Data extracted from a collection
= = = = = = =
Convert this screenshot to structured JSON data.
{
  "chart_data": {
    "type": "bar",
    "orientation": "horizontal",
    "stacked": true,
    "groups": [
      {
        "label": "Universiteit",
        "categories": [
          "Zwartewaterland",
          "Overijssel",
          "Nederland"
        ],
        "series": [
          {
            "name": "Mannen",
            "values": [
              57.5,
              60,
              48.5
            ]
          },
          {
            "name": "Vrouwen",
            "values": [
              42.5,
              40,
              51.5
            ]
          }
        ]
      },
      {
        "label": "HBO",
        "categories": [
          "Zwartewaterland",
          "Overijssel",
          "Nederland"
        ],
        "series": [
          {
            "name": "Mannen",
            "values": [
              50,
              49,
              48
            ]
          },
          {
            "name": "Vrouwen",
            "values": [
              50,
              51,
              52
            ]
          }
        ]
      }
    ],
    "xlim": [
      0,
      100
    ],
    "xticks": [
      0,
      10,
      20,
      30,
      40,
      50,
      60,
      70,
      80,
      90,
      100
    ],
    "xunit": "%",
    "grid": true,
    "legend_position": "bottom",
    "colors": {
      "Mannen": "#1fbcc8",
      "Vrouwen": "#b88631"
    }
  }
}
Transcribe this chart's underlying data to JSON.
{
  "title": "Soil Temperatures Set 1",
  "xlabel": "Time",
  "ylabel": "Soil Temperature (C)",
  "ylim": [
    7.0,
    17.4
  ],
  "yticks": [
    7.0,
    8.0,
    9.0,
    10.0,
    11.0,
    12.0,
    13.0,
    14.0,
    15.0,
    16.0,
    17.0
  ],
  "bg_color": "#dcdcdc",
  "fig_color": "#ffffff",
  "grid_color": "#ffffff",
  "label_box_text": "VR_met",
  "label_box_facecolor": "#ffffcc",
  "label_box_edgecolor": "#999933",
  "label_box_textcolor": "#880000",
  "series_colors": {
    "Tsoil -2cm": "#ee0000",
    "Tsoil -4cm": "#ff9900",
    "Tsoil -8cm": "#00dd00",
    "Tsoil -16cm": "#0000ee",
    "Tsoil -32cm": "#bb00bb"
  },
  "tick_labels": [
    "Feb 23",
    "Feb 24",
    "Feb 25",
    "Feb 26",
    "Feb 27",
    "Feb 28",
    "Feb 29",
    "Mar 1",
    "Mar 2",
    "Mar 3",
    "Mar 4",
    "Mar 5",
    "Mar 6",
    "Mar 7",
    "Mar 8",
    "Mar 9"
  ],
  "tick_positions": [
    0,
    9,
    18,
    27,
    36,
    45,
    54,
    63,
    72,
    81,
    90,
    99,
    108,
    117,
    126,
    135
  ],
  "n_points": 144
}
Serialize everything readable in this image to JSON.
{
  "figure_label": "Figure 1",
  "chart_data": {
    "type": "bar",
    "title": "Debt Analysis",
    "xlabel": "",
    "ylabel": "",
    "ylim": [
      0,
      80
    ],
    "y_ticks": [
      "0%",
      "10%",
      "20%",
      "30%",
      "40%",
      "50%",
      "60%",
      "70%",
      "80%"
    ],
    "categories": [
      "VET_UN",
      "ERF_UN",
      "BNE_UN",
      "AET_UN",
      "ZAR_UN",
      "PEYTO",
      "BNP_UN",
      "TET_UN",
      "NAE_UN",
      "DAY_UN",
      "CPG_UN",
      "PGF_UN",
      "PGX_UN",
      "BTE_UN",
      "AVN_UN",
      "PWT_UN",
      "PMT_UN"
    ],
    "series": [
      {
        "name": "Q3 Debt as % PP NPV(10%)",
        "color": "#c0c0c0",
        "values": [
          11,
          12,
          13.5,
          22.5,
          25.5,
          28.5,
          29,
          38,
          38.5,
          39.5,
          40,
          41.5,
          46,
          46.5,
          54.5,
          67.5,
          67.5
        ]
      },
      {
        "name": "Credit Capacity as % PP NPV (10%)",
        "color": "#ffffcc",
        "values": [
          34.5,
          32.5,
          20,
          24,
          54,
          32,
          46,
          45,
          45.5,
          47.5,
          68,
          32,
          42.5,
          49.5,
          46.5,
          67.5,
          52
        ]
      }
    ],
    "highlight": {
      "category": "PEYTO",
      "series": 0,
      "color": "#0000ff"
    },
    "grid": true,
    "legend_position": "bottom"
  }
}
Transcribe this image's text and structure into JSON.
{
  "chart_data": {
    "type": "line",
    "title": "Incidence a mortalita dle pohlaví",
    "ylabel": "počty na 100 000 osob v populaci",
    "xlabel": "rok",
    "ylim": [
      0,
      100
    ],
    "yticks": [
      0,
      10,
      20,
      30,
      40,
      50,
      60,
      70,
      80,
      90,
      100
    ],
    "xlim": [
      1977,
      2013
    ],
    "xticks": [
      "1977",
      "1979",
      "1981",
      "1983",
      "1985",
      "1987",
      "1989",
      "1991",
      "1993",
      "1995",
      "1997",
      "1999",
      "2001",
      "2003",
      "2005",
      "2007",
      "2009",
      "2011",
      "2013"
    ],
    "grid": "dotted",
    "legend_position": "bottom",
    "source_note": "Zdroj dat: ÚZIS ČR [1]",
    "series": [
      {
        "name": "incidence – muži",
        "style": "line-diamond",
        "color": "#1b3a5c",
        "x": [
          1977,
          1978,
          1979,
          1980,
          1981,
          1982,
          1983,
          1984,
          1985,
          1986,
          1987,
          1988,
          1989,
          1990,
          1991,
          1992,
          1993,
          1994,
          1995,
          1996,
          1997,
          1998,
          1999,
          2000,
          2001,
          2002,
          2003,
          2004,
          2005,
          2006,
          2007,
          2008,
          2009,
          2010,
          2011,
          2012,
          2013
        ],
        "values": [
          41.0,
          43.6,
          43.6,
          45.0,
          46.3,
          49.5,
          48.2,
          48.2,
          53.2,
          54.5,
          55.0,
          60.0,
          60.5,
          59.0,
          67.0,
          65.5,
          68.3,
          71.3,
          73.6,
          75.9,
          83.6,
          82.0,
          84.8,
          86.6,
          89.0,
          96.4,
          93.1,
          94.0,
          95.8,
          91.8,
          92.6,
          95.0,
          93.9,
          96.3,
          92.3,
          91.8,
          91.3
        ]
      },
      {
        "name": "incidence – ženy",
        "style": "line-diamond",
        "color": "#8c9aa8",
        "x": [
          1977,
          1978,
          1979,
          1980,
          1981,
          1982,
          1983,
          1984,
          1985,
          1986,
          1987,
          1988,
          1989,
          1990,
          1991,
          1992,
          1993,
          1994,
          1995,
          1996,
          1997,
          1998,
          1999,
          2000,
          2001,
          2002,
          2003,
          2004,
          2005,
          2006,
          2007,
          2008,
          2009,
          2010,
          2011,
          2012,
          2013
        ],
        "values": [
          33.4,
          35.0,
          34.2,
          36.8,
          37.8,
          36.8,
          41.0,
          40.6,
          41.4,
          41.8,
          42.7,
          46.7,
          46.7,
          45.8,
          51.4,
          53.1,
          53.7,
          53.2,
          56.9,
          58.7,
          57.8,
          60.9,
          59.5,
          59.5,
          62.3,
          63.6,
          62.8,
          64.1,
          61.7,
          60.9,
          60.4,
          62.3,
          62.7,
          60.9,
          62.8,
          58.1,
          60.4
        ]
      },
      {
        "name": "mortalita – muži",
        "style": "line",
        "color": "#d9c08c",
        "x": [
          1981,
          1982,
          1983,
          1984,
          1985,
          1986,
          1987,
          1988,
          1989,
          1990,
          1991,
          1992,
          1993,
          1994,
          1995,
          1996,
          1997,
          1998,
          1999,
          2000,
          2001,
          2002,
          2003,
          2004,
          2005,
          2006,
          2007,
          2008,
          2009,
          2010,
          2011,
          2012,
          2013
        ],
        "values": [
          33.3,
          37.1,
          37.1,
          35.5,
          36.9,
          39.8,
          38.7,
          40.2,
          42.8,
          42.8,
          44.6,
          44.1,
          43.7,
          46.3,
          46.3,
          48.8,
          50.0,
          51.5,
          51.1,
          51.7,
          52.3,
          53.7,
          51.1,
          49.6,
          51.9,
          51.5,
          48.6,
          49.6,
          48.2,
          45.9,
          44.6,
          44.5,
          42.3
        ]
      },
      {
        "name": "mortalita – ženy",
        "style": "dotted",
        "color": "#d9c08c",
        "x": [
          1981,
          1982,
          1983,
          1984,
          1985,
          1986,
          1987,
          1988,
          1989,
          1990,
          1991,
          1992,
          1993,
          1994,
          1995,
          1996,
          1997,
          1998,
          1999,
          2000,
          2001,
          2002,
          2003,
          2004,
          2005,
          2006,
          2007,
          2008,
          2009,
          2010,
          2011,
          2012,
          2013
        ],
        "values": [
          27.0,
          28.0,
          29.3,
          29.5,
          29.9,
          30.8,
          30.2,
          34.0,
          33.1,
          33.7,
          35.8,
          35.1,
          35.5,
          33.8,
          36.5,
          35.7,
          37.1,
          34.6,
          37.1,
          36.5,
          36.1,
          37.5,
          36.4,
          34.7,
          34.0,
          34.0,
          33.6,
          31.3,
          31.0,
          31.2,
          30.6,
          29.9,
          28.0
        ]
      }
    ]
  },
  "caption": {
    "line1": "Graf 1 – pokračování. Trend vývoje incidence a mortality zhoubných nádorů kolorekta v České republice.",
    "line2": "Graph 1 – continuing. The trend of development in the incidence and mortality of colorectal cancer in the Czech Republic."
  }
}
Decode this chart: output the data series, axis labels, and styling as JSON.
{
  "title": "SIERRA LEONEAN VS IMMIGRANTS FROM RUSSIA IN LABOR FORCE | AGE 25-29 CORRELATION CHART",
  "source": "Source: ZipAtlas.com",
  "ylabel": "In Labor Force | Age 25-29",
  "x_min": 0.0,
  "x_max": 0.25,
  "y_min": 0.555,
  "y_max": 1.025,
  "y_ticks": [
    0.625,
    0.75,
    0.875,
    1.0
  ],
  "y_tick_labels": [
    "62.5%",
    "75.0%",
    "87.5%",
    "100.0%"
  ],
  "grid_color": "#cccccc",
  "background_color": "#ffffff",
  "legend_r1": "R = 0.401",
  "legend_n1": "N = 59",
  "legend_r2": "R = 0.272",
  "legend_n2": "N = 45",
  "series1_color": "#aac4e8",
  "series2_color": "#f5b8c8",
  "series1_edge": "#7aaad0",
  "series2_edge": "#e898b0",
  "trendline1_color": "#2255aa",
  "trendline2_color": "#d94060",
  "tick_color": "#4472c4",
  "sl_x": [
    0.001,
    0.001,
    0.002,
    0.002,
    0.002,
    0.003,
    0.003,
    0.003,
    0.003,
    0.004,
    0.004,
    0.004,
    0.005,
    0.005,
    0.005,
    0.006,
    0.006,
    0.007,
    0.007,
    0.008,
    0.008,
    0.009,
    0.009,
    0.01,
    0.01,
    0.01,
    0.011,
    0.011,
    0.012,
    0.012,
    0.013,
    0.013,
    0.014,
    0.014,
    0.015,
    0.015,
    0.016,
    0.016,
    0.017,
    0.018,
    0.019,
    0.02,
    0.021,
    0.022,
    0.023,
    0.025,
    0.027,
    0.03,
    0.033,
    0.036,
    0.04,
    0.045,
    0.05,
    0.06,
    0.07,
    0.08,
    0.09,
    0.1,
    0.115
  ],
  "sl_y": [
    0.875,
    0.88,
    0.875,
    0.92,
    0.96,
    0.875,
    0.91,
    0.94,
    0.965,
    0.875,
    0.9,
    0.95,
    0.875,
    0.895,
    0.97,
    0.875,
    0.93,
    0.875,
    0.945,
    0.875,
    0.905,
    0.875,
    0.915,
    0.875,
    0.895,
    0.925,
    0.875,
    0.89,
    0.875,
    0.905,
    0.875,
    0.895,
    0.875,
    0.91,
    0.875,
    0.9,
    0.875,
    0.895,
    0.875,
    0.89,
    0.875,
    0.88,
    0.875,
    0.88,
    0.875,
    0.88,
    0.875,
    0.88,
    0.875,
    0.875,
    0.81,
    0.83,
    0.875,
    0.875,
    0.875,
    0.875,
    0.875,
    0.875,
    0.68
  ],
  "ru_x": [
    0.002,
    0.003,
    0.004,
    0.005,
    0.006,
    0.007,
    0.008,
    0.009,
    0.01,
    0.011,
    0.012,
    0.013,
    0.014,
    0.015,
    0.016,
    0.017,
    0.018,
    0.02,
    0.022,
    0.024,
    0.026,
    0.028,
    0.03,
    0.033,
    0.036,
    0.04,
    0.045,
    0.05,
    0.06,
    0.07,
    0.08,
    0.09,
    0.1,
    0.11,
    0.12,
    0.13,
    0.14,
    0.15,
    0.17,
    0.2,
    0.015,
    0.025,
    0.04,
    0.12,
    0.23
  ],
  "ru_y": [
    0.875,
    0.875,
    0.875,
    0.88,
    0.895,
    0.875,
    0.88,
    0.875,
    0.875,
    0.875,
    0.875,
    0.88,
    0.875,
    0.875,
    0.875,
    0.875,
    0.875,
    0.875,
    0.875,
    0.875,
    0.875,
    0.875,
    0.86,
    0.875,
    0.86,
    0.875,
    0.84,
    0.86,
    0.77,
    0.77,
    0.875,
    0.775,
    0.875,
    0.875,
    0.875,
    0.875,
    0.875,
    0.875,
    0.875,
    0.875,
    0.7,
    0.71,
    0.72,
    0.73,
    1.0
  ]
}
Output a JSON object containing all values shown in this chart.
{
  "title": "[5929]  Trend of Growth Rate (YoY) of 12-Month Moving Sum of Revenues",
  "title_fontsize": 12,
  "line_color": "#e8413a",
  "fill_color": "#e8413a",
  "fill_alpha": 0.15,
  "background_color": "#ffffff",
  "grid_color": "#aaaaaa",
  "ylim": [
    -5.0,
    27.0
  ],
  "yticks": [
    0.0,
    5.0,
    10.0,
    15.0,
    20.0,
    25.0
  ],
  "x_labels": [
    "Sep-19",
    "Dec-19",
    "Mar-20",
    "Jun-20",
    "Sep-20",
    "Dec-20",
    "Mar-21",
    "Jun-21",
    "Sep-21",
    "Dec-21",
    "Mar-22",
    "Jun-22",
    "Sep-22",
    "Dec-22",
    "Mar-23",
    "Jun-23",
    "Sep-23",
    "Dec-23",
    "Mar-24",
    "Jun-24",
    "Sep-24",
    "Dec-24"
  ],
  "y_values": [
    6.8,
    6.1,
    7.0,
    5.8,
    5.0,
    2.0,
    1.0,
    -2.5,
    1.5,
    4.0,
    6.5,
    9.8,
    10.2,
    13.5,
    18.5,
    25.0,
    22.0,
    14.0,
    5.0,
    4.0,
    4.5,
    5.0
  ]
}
= = = = = = =
Track down every line holding the string "image" and copy it.

• [Written solution]
Serialize everything readable in this image to JSON.
Transcribe this image's text and structure into JSON.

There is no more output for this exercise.